*PROMPT*
Please reproduce the data word for word, starting at its first line and stopping after the line that contains "outlier-dot — [1008, 147, 1023, 162]".

(Dataset excerpt)
============

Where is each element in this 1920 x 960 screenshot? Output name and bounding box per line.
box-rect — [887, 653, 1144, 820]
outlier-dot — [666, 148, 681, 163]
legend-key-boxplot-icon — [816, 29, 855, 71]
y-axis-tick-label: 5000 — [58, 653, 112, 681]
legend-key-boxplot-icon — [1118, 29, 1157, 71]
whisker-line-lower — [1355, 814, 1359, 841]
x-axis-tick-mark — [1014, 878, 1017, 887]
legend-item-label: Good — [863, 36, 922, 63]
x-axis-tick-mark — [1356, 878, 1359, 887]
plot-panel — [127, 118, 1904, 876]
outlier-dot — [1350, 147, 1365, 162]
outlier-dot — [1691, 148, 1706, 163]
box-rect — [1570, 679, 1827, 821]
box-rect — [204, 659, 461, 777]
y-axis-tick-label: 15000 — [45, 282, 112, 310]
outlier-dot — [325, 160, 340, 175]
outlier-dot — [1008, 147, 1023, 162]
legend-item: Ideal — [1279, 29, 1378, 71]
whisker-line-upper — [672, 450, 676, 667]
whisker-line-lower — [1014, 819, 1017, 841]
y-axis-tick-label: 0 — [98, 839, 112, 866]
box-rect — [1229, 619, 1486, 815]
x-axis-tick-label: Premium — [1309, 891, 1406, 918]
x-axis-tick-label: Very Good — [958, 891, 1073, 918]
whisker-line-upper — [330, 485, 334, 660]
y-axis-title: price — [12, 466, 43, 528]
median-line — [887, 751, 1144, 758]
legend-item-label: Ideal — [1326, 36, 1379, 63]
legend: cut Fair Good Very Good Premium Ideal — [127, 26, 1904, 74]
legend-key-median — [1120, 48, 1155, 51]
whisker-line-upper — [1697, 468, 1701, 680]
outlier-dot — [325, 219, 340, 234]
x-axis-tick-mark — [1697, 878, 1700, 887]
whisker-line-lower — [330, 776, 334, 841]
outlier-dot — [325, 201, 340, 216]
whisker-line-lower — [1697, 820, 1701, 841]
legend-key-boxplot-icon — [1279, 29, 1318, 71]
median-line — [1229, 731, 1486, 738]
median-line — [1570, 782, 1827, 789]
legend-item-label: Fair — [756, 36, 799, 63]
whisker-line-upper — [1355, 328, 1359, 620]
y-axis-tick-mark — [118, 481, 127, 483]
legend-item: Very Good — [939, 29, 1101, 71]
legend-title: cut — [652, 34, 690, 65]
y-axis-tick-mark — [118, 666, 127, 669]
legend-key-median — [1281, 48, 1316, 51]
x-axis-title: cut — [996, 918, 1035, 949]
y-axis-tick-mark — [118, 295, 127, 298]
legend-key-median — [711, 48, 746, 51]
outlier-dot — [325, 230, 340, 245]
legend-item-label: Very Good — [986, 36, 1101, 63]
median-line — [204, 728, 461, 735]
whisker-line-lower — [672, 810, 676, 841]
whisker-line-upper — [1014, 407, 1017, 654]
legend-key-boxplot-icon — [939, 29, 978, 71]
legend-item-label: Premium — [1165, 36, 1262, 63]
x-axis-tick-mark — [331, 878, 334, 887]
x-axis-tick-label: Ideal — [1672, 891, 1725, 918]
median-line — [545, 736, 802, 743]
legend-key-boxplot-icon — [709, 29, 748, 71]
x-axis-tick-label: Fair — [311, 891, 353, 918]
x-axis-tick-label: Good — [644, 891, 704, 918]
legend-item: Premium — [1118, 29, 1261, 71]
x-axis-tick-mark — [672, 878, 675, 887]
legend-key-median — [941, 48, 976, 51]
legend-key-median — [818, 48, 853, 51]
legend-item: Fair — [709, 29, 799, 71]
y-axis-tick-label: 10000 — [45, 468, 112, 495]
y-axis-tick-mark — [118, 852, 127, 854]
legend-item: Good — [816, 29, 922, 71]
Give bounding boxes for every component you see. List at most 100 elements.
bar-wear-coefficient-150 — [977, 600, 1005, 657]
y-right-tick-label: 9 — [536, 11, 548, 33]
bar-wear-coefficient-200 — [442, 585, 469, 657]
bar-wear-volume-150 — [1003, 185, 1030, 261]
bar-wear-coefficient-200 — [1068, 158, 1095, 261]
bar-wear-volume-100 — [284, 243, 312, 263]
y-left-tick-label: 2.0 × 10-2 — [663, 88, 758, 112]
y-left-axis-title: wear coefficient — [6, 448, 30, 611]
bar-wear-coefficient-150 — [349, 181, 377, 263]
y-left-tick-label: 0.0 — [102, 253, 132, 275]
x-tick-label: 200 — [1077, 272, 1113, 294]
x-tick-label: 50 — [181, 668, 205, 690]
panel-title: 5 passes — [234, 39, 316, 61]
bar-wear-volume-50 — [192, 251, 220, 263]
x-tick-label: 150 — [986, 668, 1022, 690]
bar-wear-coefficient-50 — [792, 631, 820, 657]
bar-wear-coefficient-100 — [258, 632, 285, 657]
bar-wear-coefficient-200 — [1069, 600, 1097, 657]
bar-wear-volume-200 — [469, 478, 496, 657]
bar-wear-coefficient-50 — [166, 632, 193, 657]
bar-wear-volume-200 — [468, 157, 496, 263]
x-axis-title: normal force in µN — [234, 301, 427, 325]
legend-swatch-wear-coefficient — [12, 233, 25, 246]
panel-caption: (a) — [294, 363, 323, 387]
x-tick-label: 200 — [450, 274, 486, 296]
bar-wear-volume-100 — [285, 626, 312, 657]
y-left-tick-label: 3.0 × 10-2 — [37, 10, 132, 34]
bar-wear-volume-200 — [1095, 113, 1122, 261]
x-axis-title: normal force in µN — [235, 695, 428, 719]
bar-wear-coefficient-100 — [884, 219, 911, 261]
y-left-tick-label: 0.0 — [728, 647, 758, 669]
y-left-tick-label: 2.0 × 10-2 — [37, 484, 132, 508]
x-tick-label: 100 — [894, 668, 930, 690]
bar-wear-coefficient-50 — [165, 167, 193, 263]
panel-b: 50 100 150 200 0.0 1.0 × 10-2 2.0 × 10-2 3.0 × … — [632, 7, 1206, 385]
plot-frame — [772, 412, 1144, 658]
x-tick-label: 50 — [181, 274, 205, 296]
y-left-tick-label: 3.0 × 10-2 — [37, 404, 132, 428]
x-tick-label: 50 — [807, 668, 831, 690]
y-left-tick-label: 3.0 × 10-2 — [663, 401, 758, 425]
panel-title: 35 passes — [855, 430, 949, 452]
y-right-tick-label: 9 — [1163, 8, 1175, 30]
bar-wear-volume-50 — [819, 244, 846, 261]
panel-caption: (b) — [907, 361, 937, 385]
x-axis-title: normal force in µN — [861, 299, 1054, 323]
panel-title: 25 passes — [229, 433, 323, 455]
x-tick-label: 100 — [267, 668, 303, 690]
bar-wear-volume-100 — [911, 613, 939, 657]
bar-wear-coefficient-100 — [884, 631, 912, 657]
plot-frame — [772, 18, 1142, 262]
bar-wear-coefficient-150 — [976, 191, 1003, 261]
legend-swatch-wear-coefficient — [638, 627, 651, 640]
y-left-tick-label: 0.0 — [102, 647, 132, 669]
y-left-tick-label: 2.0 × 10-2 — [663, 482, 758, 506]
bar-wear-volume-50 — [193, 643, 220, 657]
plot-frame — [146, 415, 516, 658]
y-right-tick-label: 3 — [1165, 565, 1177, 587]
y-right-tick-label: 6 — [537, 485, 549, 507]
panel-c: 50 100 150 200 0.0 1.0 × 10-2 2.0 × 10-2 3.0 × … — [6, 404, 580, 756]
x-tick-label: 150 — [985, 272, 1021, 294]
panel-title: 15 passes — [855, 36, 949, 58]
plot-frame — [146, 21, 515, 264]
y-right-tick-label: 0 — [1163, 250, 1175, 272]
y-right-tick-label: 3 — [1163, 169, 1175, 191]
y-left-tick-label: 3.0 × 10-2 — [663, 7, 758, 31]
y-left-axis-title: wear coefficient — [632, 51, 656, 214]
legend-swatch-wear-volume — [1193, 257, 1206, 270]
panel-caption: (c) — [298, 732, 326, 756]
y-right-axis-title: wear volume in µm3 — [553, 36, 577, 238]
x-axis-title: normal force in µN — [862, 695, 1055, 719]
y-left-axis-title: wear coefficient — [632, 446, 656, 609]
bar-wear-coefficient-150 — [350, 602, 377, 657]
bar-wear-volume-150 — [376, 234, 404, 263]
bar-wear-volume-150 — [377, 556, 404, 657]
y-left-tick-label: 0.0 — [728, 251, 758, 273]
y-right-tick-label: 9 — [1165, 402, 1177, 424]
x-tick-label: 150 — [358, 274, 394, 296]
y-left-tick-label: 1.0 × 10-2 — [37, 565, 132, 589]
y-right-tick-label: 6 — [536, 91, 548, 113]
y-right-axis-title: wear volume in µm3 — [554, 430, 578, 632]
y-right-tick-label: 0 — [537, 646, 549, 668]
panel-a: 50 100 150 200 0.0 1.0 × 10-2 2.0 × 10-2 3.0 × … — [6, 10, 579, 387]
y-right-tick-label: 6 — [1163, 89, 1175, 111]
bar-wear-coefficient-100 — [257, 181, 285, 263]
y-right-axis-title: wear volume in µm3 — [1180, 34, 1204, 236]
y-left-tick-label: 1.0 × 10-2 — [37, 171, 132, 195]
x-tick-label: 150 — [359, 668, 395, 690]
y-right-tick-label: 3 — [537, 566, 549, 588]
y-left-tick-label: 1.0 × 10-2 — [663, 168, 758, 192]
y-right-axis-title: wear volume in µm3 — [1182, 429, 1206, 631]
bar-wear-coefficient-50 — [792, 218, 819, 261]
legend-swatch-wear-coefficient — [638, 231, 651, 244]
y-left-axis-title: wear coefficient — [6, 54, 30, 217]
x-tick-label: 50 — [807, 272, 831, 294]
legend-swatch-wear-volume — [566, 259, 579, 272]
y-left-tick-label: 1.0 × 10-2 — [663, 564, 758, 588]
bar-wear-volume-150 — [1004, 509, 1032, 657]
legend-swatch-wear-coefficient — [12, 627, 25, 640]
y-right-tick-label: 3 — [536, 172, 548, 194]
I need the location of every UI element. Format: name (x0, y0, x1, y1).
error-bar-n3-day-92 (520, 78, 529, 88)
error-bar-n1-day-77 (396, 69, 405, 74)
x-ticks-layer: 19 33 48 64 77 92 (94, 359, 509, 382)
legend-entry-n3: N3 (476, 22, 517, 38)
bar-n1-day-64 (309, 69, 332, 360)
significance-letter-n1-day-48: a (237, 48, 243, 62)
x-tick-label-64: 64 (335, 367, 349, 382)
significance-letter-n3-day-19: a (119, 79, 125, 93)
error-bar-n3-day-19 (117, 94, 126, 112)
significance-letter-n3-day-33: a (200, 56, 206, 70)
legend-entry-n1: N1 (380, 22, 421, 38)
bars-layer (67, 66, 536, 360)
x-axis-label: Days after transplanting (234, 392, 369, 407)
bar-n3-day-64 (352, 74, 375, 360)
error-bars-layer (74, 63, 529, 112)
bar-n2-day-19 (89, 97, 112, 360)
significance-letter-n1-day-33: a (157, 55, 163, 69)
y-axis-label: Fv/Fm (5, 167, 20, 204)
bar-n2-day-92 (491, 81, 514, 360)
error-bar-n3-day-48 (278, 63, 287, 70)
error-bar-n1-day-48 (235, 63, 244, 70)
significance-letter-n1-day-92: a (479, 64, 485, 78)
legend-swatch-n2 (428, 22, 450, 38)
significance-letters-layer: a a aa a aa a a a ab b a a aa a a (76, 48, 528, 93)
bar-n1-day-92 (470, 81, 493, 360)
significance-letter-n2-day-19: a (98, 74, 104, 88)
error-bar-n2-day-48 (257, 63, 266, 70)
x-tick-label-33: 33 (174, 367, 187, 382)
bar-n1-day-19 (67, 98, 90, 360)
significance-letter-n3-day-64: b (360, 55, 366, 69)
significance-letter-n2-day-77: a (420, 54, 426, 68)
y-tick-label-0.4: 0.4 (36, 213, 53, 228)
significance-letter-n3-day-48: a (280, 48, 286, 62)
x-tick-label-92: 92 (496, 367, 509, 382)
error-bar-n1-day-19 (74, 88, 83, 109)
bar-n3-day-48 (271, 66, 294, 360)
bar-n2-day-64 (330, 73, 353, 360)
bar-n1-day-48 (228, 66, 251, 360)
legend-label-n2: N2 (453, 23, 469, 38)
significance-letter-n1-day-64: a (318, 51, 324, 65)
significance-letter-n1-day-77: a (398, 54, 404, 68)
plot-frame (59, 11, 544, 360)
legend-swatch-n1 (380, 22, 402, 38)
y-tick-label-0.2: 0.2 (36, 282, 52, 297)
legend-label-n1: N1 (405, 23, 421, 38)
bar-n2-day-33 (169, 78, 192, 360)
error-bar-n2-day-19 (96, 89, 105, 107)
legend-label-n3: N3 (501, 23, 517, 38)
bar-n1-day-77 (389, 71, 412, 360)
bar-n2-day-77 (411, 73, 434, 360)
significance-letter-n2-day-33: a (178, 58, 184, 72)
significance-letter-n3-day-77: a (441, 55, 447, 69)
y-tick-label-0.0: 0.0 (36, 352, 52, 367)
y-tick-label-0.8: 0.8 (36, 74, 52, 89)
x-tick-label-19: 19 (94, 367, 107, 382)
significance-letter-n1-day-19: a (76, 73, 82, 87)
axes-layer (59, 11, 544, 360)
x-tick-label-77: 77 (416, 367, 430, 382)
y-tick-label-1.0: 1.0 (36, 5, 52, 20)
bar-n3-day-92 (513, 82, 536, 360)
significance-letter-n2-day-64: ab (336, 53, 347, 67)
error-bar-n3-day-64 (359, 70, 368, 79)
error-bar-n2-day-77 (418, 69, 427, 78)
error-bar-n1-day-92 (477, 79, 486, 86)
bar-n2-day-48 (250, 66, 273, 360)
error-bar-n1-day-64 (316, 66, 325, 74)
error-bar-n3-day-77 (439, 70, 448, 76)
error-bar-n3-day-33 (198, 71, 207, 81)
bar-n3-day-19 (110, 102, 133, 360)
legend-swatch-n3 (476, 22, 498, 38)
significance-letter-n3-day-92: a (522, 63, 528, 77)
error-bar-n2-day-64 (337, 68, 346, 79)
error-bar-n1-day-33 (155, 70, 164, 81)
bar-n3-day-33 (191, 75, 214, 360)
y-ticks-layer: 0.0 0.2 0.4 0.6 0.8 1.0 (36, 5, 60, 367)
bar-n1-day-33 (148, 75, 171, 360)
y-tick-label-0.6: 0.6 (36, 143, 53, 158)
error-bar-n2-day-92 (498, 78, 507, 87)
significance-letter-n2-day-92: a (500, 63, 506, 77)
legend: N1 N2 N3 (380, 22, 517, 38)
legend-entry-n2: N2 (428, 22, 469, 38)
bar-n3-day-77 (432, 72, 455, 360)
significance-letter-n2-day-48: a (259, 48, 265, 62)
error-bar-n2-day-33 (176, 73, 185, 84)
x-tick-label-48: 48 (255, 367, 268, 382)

============

*SOLUTION FOR THIS TASK*
Where is each element in this 1920 x 960 screenshot? Output name and bounding box per line.
box-rect — [887, 653, 1144, 820]
outlier-dot — [666, 148, 681, 163]
legend-key-boxplot-icon — [816, 29, 855, 71]
y-axis-tick-label: 5000 — [58, 653, 112, 681]
legend-key-boxplot-icon — [1118, 29, 1157, 71]
whisker-line-lower — [1355, 814, 1359, 841]
x-axis-tick-mark — [1014, 878, 1017, 887]
legend-item-label: Good — [863, 36, 922, 63]
x-axis-tick-mark — [1356, 878, 1359, 887]
plot-panel — [127, 118, 1904, 876]
outlier-dot — [1350, 147, 1365, 162]
outlier-dot — [1691, 148, 1706, 163]
box-rect — [1570, 679, 1827, 821]
box-rect — [204, 659, 461, 777]
y-axis-tick-label: 15000 — [45, 282, 112, 310]
outlier-dot — [325, 160, 340, 175]
outlier-dot — [1008, 147, 1023, 162]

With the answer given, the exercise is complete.